▶ **Written exercise**
Output the data below in full, byte for byte. Nothing may differ.

▶ **Data shown**
* * * * * * *

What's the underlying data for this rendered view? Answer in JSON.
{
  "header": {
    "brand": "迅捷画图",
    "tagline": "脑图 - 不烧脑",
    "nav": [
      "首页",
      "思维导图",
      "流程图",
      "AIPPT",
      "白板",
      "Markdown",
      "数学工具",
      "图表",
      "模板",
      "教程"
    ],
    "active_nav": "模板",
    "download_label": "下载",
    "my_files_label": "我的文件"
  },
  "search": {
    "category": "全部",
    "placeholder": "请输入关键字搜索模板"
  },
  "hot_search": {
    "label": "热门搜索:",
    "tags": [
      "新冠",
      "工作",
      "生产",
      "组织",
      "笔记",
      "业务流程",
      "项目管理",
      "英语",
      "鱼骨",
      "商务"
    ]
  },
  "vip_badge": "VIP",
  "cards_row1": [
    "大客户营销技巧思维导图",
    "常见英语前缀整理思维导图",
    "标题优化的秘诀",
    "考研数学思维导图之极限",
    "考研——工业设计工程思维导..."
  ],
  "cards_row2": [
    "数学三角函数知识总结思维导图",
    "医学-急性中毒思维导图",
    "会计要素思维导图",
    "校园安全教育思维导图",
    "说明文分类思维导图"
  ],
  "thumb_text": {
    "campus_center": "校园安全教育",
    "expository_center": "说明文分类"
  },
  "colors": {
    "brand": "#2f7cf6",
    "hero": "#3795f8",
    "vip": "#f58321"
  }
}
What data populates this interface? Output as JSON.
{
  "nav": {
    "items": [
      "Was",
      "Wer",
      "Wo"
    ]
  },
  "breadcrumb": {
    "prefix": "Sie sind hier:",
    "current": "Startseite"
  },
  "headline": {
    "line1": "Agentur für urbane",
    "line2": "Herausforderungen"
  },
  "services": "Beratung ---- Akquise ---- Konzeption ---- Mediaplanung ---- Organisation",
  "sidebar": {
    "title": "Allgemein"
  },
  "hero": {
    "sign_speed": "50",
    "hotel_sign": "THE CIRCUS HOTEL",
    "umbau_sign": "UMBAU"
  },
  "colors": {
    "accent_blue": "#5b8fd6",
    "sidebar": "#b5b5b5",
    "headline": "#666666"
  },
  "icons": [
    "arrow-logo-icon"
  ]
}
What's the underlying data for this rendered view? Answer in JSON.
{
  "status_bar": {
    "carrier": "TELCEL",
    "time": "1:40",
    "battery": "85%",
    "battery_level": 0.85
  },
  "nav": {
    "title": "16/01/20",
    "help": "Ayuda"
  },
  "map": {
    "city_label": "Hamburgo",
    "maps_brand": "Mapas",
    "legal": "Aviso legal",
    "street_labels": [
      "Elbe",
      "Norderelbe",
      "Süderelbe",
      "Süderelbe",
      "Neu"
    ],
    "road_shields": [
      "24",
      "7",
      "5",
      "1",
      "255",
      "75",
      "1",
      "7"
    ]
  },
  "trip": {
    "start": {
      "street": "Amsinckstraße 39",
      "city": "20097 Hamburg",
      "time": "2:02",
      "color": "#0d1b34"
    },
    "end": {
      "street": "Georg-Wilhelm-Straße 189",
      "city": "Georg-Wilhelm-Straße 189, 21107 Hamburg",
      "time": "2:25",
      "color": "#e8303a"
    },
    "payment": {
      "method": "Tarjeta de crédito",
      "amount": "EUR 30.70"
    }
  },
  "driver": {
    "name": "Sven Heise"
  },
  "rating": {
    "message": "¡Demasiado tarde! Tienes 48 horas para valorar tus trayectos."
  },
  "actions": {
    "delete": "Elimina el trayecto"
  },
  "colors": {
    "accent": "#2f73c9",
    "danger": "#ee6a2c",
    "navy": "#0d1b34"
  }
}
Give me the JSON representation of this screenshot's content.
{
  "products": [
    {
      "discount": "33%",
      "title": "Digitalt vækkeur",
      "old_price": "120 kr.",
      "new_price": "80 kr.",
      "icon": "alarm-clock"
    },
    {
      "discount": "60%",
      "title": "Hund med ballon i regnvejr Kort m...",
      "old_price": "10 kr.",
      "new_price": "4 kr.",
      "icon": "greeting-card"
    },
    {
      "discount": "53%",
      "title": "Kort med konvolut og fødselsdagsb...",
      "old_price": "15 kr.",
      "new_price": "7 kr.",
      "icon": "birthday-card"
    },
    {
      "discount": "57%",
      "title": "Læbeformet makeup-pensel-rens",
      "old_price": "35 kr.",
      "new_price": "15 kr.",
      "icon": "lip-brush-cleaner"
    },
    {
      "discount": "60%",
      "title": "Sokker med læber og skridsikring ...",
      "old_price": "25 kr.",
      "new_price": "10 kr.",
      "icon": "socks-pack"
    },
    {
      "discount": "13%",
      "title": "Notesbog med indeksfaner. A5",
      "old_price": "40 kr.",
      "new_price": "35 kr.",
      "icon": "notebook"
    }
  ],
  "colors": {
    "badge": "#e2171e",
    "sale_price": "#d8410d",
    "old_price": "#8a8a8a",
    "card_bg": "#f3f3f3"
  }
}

* * * * * * *

▶ **Finished answer**
What's the underlying data for this rendered view? Answer in JSON.
{
  "header": {
    "brand": "迅捷画图",
    "tagline": "脑图 - 不烧脑",
    "nav": [
      "首页",
      "思维导图",
      "流程图",
      "AIPPT",
      "白板",
      "Markdown",
      "数学工具",
      "图表",
      "模板",
      "教程"
    ],
    "active_nav": "模板",
    "download_label": "下载",
    "my_files_label": "我的文件"
  },
  "search": {
    "category": "全部",
    "placeholder": "请输入关键字搜索模板"
  },
  "hot_search": {
    "label": "热门搜索:",
    "tags": [
      "新冠",
      "工作",
      "生产",
      "组织",
      "笔记",
      "业务流程",
      "项目管理",
      "英语",
      "鱼骨",
      "商务"
    ]
  },
  "vip_badge": "VIP",
  "cards_row1": [
    "大客户营销技巧思维导图",
    "常见英语前缀整理思维导图",
    "标题优化的秘诀",
    "考研数学思维导图之极限",
    "考研——工业设计工程思维导..."
  ],
  "cards_row2": [
    "数学三角函数知识总结思维导图",
    "医学-急性中毒思维导图",
    "会计要素思维导图",
    "校园安全教育思维导图",
    "说明文分类思维导图"
  ],
  "thumb_text": {
    "campus_center": "校园安全教育",
    "expository_center": "说明文分类"
  },
  "colors": {
    "brand": "#2f7cf6",
    "hero": "#3795f8",
    "vip": "#f58321"
  }
}
What data populates this interface? Output as JSON.
{
  "nav": {
    "items": [
      "Was",
      "Wer",
      "Wo"
    ]
  },
  "breadcrumb": {
    "prefix": "Sie sind hier:",
    "current": "Startseite"
  },
  "headline": {
    "line1": "Agentur für urbane",
    "line2": "Herausforderungen"
  },
  "services": "Beratung ---- Akquise ---- Konzeption ---- Mediaplanung ---- Organisation",
  "sidebar": {
    "title": "Allgemein"
  },
  "hero": {
    "sign_speed": "50",
    "hotel_sign": "THE CIRCUS HOTEL",
    "umbau_sign": "UMBAU"
  },
  "colors": {
    "accent_blue": "#5b8fd6",
    "sidebar": "#b5b5b5",
    "headline": "#666666"
  },
  "icons": [
    "arrow-logo-icon"
  ]
}
What's the underlying data for this rendered view? Answer in JSON.
{
  "status_bar": {
    "carrier": "TELCEL",
    "time": "1:40",
    "battery": "85%",
    "battery_level": 0.85
  },
  "nav": {
    "title": "16/01/20",
    "help": "Ayuda"
  },
  "map": {
    "city_label": "Hamburgo",
    "maps_brand": "Mapas",
    "legal": "Aviso legal",
    "street_labels": [
      "Elbe",
      "Norderelbe",
      "Süderelbe",
      "Süderelbe",
      "Neu"
    ],
    "road_shields": [
      "24",
      "7",
      "5",
      "1",
      "255",
      "75",
      "1",
      "7"
    ]
  },
  "trip": {
    "start": {
      "street": "Amsinckstraße 39",
      "city": "20097 Hamburg",
      "time": "2:02",
      "color": "#0d1b34"
    },
    "end": {
      "street": "Georg-Wilhelm-Straße 189",
      "city": "Georg-Wilhelm-Straße 189, 21107 Hamburg",
      "time": "2:25",
      "color": "#e8303a"
    },
    "payment": {
      "method": "Tarjeta de crédito",
      "amount": "EUR 30.70"
    }
  },
  "driver": {
    "name": "Sven Heise"
  },
  "rating": {
    "message": "¡Demasiado tarde! Tienes 48 horas para valorar tus trayectos."
  },
  "actions": {
    "delete": "Elimina el trayecto"
  },
  "colors": {
    "accent": "#2f73c9",
    "danger": "#ee6a2c",
    "navy": "#0d1b34"
  }
}
Give me the JSON representation of this screenshot's content.
{
  "products": [
    {
      "discount": "33%",
      "title": "Digitalt vækkeur",
      "old_price": "120 kr.",
      "new_price": "80 kr.",
      "icon": "alarm-clock"
    },
    {
      "discount": "60%",
      "title": "Hund med ballon i regnvejr Kort m...",
      "old_price": "10 kr.",
      "new_price": "4 kr.",
      "icon": "greeting-card"
    },
    {
      "discount": "53%",
      "title": "Kort med konvolut og fødselsdagsb...",
      "old_price": "15 kr.",
      "new_price": "7 kr.",
      "icon": "birthday-card"
    },
    {
      "discount": "57%",
      "title": "Læbeformet makeup-pensel-rens",
      "old_price": "35 kr.",
      "new_price": "15 kr.",
      "icon": "lip-brush-cleaner"
    },
    {
      "discount": "60%",
      "title": "Sokker med læber og skridsikring ...",
      "old_price": "25 kr.",
      "new_price": "10 kr.",
      "icon": "socks-pack"
    },
    {
      "discount": "13%",
      "title": "Notesbog med indeksfaner. A5",
      "old_price": "40 kr.",
      "new_price": "35 kr.",
      "icon": "notebook"
    }
  ],
  "colors": {
    "badge": "#e2171e",
    "sale_price": "#d8410d",
    "old_price": "#8a8a8a",
    "card_bg": "#f3f3f3"
  }
}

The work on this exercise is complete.